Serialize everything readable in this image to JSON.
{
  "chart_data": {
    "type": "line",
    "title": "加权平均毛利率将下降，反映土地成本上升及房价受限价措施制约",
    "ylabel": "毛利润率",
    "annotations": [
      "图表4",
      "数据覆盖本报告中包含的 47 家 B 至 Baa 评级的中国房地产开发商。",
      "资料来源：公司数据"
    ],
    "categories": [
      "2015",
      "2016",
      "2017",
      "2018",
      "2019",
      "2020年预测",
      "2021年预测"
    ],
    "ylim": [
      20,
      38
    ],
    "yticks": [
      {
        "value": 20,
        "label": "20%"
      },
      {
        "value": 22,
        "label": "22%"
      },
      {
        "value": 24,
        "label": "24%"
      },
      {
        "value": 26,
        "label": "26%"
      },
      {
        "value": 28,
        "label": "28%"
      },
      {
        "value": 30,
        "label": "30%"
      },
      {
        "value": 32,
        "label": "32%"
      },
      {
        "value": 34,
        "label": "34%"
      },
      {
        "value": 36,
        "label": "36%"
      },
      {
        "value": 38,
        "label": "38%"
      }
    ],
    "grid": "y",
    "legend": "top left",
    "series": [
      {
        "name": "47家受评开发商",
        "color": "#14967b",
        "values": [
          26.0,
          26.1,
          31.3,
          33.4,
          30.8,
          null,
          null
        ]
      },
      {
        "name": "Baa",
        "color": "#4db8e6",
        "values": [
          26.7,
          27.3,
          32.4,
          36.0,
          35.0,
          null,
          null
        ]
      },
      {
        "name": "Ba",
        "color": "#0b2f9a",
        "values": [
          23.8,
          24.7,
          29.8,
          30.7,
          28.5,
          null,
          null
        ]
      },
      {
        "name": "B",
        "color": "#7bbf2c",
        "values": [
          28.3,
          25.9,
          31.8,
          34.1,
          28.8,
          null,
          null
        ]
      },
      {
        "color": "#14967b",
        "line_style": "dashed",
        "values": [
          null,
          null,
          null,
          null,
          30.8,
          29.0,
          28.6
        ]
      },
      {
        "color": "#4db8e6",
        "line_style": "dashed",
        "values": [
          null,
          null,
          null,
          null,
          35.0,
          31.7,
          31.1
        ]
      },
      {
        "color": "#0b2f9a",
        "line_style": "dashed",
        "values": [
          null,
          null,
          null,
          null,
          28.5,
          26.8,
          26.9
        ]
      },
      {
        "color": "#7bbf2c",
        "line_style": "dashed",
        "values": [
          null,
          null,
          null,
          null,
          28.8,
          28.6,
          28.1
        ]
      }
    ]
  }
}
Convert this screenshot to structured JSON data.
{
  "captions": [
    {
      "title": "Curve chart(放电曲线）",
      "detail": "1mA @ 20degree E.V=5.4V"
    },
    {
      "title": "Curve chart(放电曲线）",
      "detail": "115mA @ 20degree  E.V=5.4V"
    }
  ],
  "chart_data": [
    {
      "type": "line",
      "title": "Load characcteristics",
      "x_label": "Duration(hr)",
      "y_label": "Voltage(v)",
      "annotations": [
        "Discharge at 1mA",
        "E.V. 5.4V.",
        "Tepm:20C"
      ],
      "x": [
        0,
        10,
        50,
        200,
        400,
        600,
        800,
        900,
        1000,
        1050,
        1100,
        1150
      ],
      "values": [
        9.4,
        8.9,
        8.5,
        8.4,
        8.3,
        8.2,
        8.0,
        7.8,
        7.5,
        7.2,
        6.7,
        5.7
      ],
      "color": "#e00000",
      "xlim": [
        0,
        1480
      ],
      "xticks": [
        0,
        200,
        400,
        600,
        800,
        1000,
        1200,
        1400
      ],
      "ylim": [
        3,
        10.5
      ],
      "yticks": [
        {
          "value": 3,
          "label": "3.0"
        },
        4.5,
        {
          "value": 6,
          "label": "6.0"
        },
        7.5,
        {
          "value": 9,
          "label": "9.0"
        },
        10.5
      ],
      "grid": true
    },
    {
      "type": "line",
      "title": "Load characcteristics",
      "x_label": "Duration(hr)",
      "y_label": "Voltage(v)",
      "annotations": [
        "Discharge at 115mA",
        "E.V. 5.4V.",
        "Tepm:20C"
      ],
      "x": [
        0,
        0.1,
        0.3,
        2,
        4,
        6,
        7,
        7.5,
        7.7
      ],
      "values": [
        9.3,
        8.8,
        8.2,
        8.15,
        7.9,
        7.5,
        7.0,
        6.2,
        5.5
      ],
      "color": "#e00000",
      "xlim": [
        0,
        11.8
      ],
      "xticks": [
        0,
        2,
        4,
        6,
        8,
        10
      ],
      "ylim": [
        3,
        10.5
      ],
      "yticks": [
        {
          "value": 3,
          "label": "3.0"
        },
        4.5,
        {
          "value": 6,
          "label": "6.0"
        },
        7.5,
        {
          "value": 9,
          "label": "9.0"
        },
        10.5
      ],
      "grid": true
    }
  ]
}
::::::::::
* [WHAT NEEDS TO BE DONE]: Each entry above is to be quoted exactly.

* [EXERCISE RESULT]:
Serialize everything readable in this image to JSON.
{
  "chart_data": {
    "type": "line",
    "title": "加权平均毛利率将下降，反映土地成本上升及房价受限价措施制约",
    "ylabel": "毛利润率",
    "annotations": [
      "图表4",
      "数据覆盖本报告中包含的 47 家 B 至 Baa 评级的中国房地产开发商。",
      "资料来源：公司数据"
    ],
    "categories": [
      "2015",
      "2016",
      "2017",
      "2018",
      "2019",
      "2020年预测",
      "2021年预测"
    ],
    "ylim": [
      20,
      38
    ],
    "yticks": [
      {
        "value": 20,
        "label": "20%"
      },
      {
        "value": 22,
        "label": "22%"
      },
      {
        "value": 24,
        "label": "24%"
      },
      {
        "value": 26,
        "label": "26%"
      },
      {
        "value": 28,
        "label": "28%"
      },
      {
        "value": 30,
        "label": "30%"
      },
      {
        "value": 32,
        "label": "32%"
      },
      {
        "value": 34,
        "label": "34%"
      },
      {
        "value": 36,
        "label": "36%"
      },
      {
        "value": 38,
        "label": "38%"
      }
    ],
    "grid": "y",
    "legend": "top left",
    "series": [
      {
        "name": "47家受评开发商",
        "color": "#14967b",
        "values": [
          26.0,
          26.1,
          31.3,
          33.4,
          30.8,
          null,
          null
        ]
      },
      {
        "name": "Baa",
        "color": "#4db8e6",
        "values": [
          26.7,
          27.3,
          32.4,
          36.0,
          35.0,
          null,
          null
        ]
      },
      {
        "name": "Ba",
        "color": "#0b2f9a",
        "values": [
          23.8,
          24.7,
          29.8,
          30.7,
          28.5,
          null,
          null
        ]
      },
      {
        "name": "B",
        "color": "#7bbf2c",
        "values": [
          28.3,
          25.9,
          31.8,
          34.1,
          28.8,
          null,
          null
        ]
      },
      {
        "color": "#14967b",
        "line_style": "dashed",
        "values": [
          null,
          null,
          null,
          null,
          30.8,
          29.0,
          28.6
        ]
      },
      {
        "color": "#4db8e6",
        "line_style": "dashed",
        "values": [
          null,
          null,
          null,
          null,
          35.0,
          31.7,
          31.1
        ]
      },
      {
        "color": "#0b2f9a",
        "line_style": "dashed",
        "values": [
          null,
          null,
          null,
          null,
          28.5,
          26.8,
          26.9
        ]
      },
      {
        "color": "#7bbf2c",
        "line_style": "dashed",
        "values": [
          null,
          null,
          null,
          null,
          28.8,
          28.6,
          28.1
        ]
      }
    ]
  }
}
Convert this screenshot to structured JSON data.
{
  "captions": [
    {
      "title": "Curve chart(放电曲线）",
      "detail": "1mA @ 20degree E.V=5.4V"
    },
    {
      "title": "Curve chart(放电曲线）",
      "detail": "115mA @ 20degree  E.V=5.4V"
    }
  ],
  "chart_data": [
    {
      "type": "line",
      "title": "Load characcteristics",
      "x_label": "Duration(hr)",
      "y_label": "Voltage(v)",
      "annotations": [
        "Discharge at 1mA",
        "E.V. 5.4V.",
        "Tepm:20C"
      ],
      "x": [
        0,
        10,
        50,
        200,
        400,
        600,
        800,
        900,
        1000,
        1050,
        1100,
        1150
      ],
      "values": [
        9.4,
        8.9,
        8.5,
        8.4,
        8.3,
        8.2,
        8.0,
        7.8,
        7.5,
        7.2,
        6.7,
        5.7
      ],
      "color": "#e00000",
      "xlim": [
        0,
        1480
      ],
      "xticks": [
        0,
        200,
        400,
        600,
        800,
        1000,
        1200,
        1400
      ],
      "ylim": [
        3,
        10.5
      ],
      "yticks": [
        {
          "value": 3,
          "label": "3.0"
        },
        4.5,
        {
          "value": 6,
          "label": "6.0"
        },
        7.5,
        {
          "value": 9,
          "label": "9.0"
        },
        10.5
      ],
      "grid": true
    },
    {
      "type": "line",
      "title": "Load characcteristics",
      "x_label": "Duration(hr)",
      "y_label": "Voltage(v)",
      "annotations": [
        "Discharge at 115mA",
        "E.V. 5.4V.",
        "Tepm:20C"
      ],
      "x": [
        0,
        0.1,
        0.3,
        2,
        4,
        6,
        7,
        7.5,
        7.7
      ],
      "values": [
        9.3,
        8.8,
        8.2,
        8.15,
        7.9,
        7.5,
        7.0,
        6.2,
        5.5
      ],
      "color": "#e00000",
      "xlim": [
        0,
        11.8
      ],
      "xticks": [
        0,
        2,
        4,
        6,
        8,
        10
      ],
      "ylim": [
        3,
        10.5
      ],
      "yticks": [
        {
          "value": 3,
          "label": "3.0"
        },
        4.5,
        {
          "value": 6,
          "label": "6.0"
        },
        7.5,
        {
          "value": 9,
          "label": "9.0"
        },
        10.5
      ],
      "grid": true
    }
  ]
}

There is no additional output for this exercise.